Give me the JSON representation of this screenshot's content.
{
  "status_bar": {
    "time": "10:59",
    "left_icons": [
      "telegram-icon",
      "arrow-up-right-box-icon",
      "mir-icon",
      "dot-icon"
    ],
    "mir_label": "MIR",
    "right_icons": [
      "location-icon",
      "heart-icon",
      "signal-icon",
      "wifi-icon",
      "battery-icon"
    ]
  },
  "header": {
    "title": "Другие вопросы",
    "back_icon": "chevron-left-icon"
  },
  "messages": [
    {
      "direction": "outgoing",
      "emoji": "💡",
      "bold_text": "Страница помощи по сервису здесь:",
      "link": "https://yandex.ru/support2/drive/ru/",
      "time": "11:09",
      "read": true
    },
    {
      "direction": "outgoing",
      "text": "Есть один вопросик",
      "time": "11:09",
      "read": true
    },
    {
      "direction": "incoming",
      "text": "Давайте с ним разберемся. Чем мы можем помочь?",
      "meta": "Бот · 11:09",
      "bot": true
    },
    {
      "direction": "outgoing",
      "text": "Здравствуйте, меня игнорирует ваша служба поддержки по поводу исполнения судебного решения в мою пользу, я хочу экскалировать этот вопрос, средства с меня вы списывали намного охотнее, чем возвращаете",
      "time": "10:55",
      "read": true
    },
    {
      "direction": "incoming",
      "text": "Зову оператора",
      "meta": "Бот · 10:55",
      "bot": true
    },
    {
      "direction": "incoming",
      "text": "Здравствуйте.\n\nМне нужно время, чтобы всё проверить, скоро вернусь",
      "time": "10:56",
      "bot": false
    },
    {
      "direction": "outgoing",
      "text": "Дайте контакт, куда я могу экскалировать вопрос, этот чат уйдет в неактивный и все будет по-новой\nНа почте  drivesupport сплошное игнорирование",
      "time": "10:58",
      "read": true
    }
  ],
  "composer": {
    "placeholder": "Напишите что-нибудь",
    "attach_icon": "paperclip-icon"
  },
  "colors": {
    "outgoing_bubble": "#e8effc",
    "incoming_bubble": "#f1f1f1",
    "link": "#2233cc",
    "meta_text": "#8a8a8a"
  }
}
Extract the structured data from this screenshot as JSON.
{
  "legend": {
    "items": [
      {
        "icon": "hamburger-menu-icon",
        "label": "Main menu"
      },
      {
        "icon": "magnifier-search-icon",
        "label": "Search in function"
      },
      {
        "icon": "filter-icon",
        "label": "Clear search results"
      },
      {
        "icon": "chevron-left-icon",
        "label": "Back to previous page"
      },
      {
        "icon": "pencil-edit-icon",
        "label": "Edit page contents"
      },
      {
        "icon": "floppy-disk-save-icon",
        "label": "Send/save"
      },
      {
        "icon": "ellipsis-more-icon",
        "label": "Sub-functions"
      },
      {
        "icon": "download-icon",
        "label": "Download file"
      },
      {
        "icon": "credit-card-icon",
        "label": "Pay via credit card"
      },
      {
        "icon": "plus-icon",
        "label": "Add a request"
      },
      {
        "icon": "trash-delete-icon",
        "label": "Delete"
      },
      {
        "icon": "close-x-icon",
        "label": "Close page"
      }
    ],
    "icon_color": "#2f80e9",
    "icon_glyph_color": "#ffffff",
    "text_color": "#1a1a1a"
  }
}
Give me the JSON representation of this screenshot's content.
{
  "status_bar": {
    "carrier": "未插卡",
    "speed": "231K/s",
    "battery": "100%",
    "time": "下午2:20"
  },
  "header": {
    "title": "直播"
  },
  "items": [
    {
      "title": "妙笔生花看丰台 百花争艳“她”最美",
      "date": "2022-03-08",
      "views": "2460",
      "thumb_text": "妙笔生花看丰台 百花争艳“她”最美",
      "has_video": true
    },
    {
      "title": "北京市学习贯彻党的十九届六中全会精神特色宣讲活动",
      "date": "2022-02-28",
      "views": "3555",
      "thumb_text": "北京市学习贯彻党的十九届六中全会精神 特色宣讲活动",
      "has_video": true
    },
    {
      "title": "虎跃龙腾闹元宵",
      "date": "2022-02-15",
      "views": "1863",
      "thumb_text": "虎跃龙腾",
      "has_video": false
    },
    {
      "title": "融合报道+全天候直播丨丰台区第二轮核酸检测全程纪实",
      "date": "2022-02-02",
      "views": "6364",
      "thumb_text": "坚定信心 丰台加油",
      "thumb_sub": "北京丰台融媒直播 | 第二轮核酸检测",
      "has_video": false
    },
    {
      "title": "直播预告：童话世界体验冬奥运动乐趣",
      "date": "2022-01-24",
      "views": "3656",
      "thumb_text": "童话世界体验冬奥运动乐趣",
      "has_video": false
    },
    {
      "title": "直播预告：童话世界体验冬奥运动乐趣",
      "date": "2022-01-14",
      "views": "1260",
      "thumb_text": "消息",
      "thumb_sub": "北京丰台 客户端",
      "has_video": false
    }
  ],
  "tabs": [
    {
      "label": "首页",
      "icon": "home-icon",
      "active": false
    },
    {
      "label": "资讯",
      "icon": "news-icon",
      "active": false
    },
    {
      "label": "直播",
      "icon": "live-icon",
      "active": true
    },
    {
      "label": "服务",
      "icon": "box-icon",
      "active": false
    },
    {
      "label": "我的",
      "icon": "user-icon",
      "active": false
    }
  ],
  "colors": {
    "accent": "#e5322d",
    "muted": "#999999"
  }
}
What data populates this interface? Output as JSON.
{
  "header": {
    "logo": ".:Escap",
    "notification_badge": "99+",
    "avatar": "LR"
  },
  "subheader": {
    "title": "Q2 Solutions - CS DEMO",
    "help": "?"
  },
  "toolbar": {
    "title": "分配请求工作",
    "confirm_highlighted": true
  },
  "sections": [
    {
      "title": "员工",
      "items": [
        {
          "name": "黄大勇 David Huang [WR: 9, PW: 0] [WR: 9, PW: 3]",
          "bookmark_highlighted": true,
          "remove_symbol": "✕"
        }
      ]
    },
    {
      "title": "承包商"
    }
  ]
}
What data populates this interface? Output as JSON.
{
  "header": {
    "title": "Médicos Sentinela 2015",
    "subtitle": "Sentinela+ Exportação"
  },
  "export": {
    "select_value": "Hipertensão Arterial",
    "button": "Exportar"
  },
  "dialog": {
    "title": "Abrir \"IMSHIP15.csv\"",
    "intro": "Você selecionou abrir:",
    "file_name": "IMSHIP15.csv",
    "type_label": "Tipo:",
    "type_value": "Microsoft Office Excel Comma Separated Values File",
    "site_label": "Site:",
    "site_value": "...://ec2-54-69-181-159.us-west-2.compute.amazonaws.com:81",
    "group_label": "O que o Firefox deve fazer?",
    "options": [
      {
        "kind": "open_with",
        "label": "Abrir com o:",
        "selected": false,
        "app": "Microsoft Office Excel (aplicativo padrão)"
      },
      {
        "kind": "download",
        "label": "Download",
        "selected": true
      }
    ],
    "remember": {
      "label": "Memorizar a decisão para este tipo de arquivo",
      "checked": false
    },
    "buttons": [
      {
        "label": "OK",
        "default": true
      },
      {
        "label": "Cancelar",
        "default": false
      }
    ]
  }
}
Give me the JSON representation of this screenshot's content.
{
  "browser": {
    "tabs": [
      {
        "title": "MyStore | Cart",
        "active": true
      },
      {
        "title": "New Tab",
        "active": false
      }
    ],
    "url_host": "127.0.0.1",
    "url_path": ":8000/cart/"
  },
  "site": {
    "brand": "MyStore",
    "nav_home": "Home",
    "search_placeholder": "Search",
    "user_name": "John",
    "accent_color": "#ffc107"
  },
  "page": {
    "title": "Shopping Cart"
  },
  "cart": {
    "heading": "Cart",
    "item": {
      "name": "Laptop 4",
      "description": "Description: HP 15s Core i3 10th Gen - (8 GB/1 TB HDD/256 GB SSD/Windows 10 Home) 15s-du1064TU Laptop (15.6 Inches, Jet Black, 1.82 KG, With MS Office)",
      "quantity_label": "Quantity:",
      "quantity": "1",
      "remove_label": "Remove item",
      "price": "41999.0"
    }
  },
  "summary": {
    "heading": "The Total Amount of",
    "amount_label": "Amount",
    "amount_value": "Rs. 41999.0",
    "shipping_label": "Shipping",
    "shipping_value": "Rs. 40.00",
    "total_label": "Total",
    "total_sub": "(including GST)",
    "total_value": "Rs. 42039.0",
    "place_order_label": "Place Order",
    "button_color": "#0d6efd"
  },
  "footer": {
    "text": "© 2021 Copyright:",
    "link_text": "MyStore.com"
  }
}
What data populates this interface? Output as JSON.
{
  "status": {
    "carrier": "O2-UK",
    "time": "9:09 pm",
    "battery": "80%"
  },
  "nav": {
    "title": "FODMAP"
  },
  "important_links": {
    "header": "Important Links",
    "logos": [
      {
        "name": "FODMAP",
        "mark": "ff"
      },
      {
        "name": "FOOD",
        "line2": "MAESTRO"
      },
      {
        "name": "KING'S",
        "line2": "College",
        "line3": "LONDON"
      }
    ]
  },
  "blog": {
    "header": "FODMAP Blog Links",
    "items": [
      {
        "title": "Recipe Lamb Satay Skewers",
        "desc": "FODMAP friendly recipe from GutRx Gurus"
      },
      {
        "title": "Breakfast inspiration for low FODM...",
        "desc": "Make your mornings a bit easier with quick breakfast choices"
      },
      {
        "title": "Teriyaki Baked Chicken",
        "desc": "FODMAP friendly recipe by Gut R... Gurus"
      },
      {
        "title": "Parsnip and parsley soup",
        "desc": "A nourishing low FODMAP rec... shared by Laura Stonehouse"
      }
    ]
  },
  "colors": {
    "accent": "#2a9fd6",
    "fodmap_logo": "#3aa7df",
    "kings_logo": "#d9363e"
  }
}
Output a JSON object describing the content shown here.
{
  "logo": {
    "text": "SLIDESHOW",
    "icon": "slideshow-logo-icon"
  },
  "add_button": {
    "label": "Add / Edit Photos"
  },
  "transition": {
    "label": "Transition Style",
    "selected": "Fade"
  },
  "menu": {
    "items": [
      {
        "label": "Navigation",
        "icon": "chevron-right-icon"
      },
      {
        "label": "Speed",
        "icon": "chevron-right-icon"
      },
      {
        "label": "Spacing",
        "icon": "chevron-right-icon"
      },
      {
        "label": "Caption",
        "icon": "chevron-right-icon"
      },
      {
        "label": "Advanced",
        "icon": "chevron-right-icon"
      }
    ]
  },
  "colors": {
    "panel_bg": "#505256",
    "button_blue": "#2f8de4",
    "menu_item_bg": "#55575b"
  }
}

----

# WHAT TO DO
Copy out every line from the one containing "Output a JSON" to the end of the material, both ends included.

# RESULT FOR THIS EXERCISE
Output a JSON object describing the content shown here.
{
  "logo": {
    "text": "SLIDESHOW",
    "icon": "slideshow-logo-icon"
  },
  "add_button": {
    "label": "Add / Edit Photos"
  },
  "transition": {
    "label": "Transition Style",
    "selected": "Fade"
  },
  "menu": {
    "items": [
      {
        "label": "Navigation",
        "icon": "chevron-right-icon"
      },
      {
        "label": "Speed",
        "icon": "chevron-right-icon"
      },
      {
        "label": "Spacing",
        "icon": "chevron-right-icon"
      },
      {
        "label": "Caption",
        "icon": "chevron-right-icon"
      },
      {
        "label": "Advanced",
        "icon": "chevron-right-icon"
      }
    ]
  },
  "colors": {
    "panel_bg": "#505256",
    "button_blue": "#2f8de4",
    "menu_item_bg": "#55575b"
  }
}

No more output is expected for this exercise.